WHAT IS NEEDED: Filter this data down to the lines that hold "Prosentvis", and copy them.

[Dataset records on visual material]
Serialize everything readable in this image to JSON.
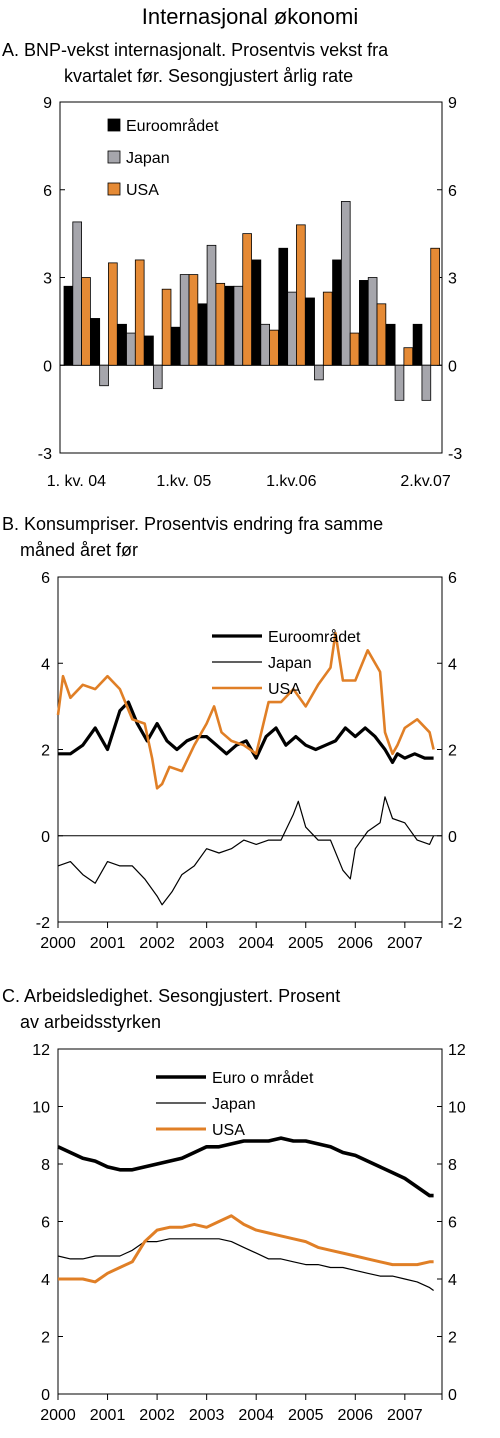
{
  "figure_title": "Internasjonal økonomi",
  "colors": {
    "euro": "#000000",
    "japan": "#a6a6ac",
    "usa": "#e58a35",
    "line_euro": "#000000",
    "line_japan": "#000000",
    "line_usa": "#e07f26"
  },
  "chart_data": [
    {
      "type": "bar",
      "title_line1": "A. BNP-vekst internasjonalt. Prosentvis vekst fra",
      "title_line2": "kvartalet før. Sesongjustert årlig rate",
      "categories": [
        "Q1 04",
        "Q2 04",
        "Q3 04",
        "Q4 04",
        "Q1 05",
        "Q2 05",
        "Q3 05",
        "Q4 05",
        "Q1 06",
        "Q2 06",
        "Q3 06",
        "Q4 06",
        "Q1 07",
        "Q2 07"
      ],
      "x_tick_labels": [
        "1. kv. 04",
        "1.kv. 05",
        "1.kv.06",
        "2.kv.07"
      ],
      "x_tick_category_index": [
        0,
        4,
        8,
        13
      ],
      "ylim": [
        -3,
        9
      ],
      "yticks": [
        -3,
        0,
        3,
        6,
        9
      ],
      "legend": [
        "Euroområdet",
        "Japan",
        "USA"
      ],
      "series": [
        {
          "name": "Euroområdet",
          "values": [
            2.7,
            1.6,
            1.4,
            1.0,
            1.3,
            2.1,
            2.7,
            3.6,
            4.0,
            2.3,
            3.6,
            2.9,
            1.4,
            1.4
          ]
        },
        {
          "name": "Japan",
          "values": [
            4.9,
            -0.7,
            1.1,
            -0.8,
            3.1,
            4.1,
            2.7,
            1.4,
            2.5,
            -0.5,
            5.6,
            3.0,
            -1.2,
            -1.2
          ]
        },
        {
          "name": "USA",
          "values": [
            3.0,
            3.5,
            3.6,
            2.6,
            3.1,
            2.8,
            4.5,
            1.2,
            4.8,
            2.5,
            1.1,
            2.1,
            0.6,
            4.0
          ]
        }
      ]
    },
    {
      "type": "line",
      "title_line1": "B. Konsumpriser. Prosentvis endring fra samme",
      "title_line2": "måned året før",
      "x_tick_labels": [
        "2000",
        "2001",
        "2002",
        "2003",
        "2004",
        "2005",
        "2006",
        "2007"
      ],
      "xlim": [
        2000,
        2007.75
      ],
      "ylim": [
        -2,
        6
      ],
      "yticks": [
        -2,
        0,
        2,
        4,
        6
      ],
      "legend": [
        "Euroområdet",
        "Japan",
        "USA"
      ],
      "series": [
        {
          "name": "Euroområdet",
          "x": [
            2000,
            2000.25,
            2000.5,
            2000.75,
            2001,
            2001.25,
            2001.42,
            2001.6,
            2001.8,
            2002,
            2002.2,
            2002.4,
            2002.6,
            2002.8,
            2003,
            2003.2,
            2003.4,
            2003.6,
            2003.8,
            2004,
            2004.2,
            2004.4,
            2004.6,
            2004.8,
            2005,
            2005.2,
            2005.4,
            2005.6,
            2005.8,
            2006,
            2006.2,
            2006.4,
            2006.6,
            2006.75,
            2006.85,
            2007,
            2007.2,
            2007.4,
            2007.58
          ],
          "y": [
            1.9,
            1.9,
            2.1,
            2.5,
            2.0,
            2.9,
            3.1,
            2.6,
            2.2,
            2.6,
            2.2,
            2.0,
            2.2,
            2.3,
            2.3,
            2.1,
            1.9,
            2.1,
            2.2,
            1.8,
            2.3,
            2.5,
            2.1,
            2.3,
            2.1,
            2.0,
            2.1,
            2.2,
            2.5,
            2.3,
            2.5,
            2.3,
            2.0,
            1.7,
            1.9,
            1.8,
            1.9,
            1.8,
            1.8
          ]
        },
        {
          "name": "Japan",
          "x": [
            2000,
            2000.25,
            2000.5,
            2000.75,
            2001,
            2001.25,
            2001.5,
            2001.75,
            2002,
            2002.1,
            2002.3,
            2002.5,
            2002.75,
            2003,
            2003.25,
            2003.5,
            2003.75,
            2004,
            2004.25,
            2004.5,
            2004.75,
            2004.85,
            2005,
            2005.25,
            2005.5,
            2005.75,
            2005.9,
            2006,
            2006.25,
            2006.5,
            2006.6,
            2006.75,
            2007,
            2007.25,
            2007.5,
            2007.58
          ],
          "y": [
            -0.7,
            -0.6,
            -0.9,
            -1.1,
            -0.6,
            -0.7,
            -0.7,
            -1.0,
            -1.4,
            -1.6,
            -1.3,
            -0.9,
            -0.7,
            -0.3,
            -0.4,
            -0.3,
            -0.1,
            -0.2,
            -0.1,
            -0.1,
            0.5,
            0.8,
            0.2,
            -0.1,
            -0.1,
            -0.8,
            -1.0,
            -0.3,
            0.1,
            0.3,
            0.9,
            0.4,
            0.3,
            -0.1,
            -0.2,
            0.0
          ]
        },
        {
          "name": "USA",
          "x": [
            2000,
            2000.1,
            2000.25,
            2000.5,
            2000.75,
            2001,
            2001.25,
            2001.5,
            2001.75,
            2001.9,
            2002,
            2002.1,
            2002.25,
            2002.5,
            2002.75,
            2003,
            2003.15,
            2003.3,
            2003.5,
            2003.75,
            2004,
            2004.25,
            2004.5,
            2004.75,
            2005,
            2005.25,
            2005.5,
            2005.6,
            2005.75,
            2006,
            2006.25,
            2006.5,
            2006.6,
            2006.75,
            2006.85,
            2007,
            2007.25,
            2007.5,
            2007.58
          ],
          "y": [
            2.8,
            3.7,
            3.2,
            3.5,
            3.4,
            3.7,
            3.4,
            2.7,
            2.6,
            1.8,
            1.1,
            1.2,
            1.6,
            1.5,
            2.1,
            2.6,
            3.0,
            2.4,
            2.2,
            2.1,
            1.9,
            3.1,
            3.1,
            3.4,
            3.0,
            3.5,
            3.9,
            4.7,
            3.6,
            3.6,
            4.3,
            3.8,
            2.4,
            1.9,
            2.1,
            2.5,
            2.7,
            2.4,
            2.0
          ]
        }
      ]
    },
    {
      "type": "line",
      "title_line1": "C. Arbeidsledighet. Sesongjustert. Prosent",
      "title_line2": "av arbeidsstyrken",
      "x_tick_labels": [
        "2000",
        "2001",
        "2002",
        "2003",
        "2004",
        "2005",
        "2006",
        "2007"
      ],
      "xlim": [
        2000,
        2007.75
      ],
      "ylim": [
        0,
        12
      ],
      "yticks": [
        0,
        2,
        4,
        6,
        8,
        10,
        12
      ],
      "legend": [
        "Euro o mrådet",
        "Japan",
        "USA"
      ],
      "series": [
        {
          "name": "Euro o mrådet",
          "x": [
            2000,
            2000.25,
            2000.5,
            2000.75,
            2001,
            2001.25,
            2001.5,
            2001.75,
            2002,
            2002.25,
            2002.5,
            2002.75,
            2003,
            2003.25,
            2003.5,
            2003.75,
            2004,
            2004.25,
            2004.5,
            2004.75,
            2005,
            2005.25,
            2005.5,
            2005.75,
            2006,
            2006.25,
            2006.5,
            2006.75,
            2007,
            2007.25,
            2007.5,
            2007.58
          ],
          "y": [
            8.6,
            8.4,
            8.2,
            8.1,
            7.9,
            7.8,
            7.8,
            7.9,
            8.0,
            8.1,
            8.2,
            8.4,
            8.6,
            8.6,
            8.7,
            8.8,
            8.8,
            8.8,
            8.9,
            8.8,
            8.8,
            8.7,
            8.6,
            8.4,
            8.3,
            8.1,
            7.9,
            7.7,
            7.5,
            7.2,
            6.9,
            6.9
          ]
        },
        {
          "name": "Japan",
          "x": [
            2000,
            2000.25,
            2000.5,
            2000.75,
            2001,
            2001.25,
            2001.5,
            2001.75,
            2002,
            2002.25,
            2002.5,
            2002.75,
            2003,
            2003.25,
            2003.5,
            2003.75,
            2004,
            2004.25,
            2004.5,
            2004.75,
            2005,
            2005.25,
            2005.5,
            2005.75,
            2006,
            2006.25,
            2006.5,
            2006.75,
            2007,
            2007.25,
            2007.5,
            2007.58
          ],
          "y": [
            4.8,
            4.7,
            4.7,
            4.8,
            4.8,
            4.8,
            5.0,
            5.3,
            5.3,
            5.4,
            5.4,
            5.4,
            5.4,
            5.4,
            5.3,
            5.1,
            4.9,
            4.7,
            4.7,
            4.6,
            4.5,
            4.5,
            4.4,
            4.4,
            4.3,
            4.2,
            4.1,
            4.1,
            4.0,
            3.9,
            3.7,
            3.6
          ]
        },
        {
          "name": "USA",
          "x": [
            2000,
            2000.25,
            2000.5,
            2000.75,
            2001,
            2001.25,
            2001.5,
            2001.75,
            2002,
            2002.25,
            2002.5,
            2002.75,
            2003,
            2003.25,
            2003.5,
            2003.75,
            2004,
            2004.25,
            2004.5,
            2004.75,
            2005,
            2005.25,
            2005.5,
            2005.75,
            2006,
            2006.25,
            2006.5,
            2006.75,
            2007,
            2007.25,
            2007.5,
            2007.58
          ],
          "y": [
            4.0,
            4.0,
            4.0,
            3.9,
            4.2,
            4.4,
            4.6,
            5.3,
            5.7,
            5.8,
            5.8,
            5.9,
            5.8,
            6.0,
            6.2,
            5.9,
            5.7,
            5.6,
            5.5,
            5.4,
            5.3,
            5.1,
            5.0,
            4.9,
            4.8,
            4.7,
            4.6,
            4.5,
            4.5,
            4.5,
            4.6,
            4.6
          ]
        }
      ]
    }
  ]
}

RESULT OF THE TASK:
      "title_line1": "A. BNP-vekst internasjonalt. Prosentvis vekst fra",
      "title_line1": "B. Konsumpriser. Prosentvis endring fra samme",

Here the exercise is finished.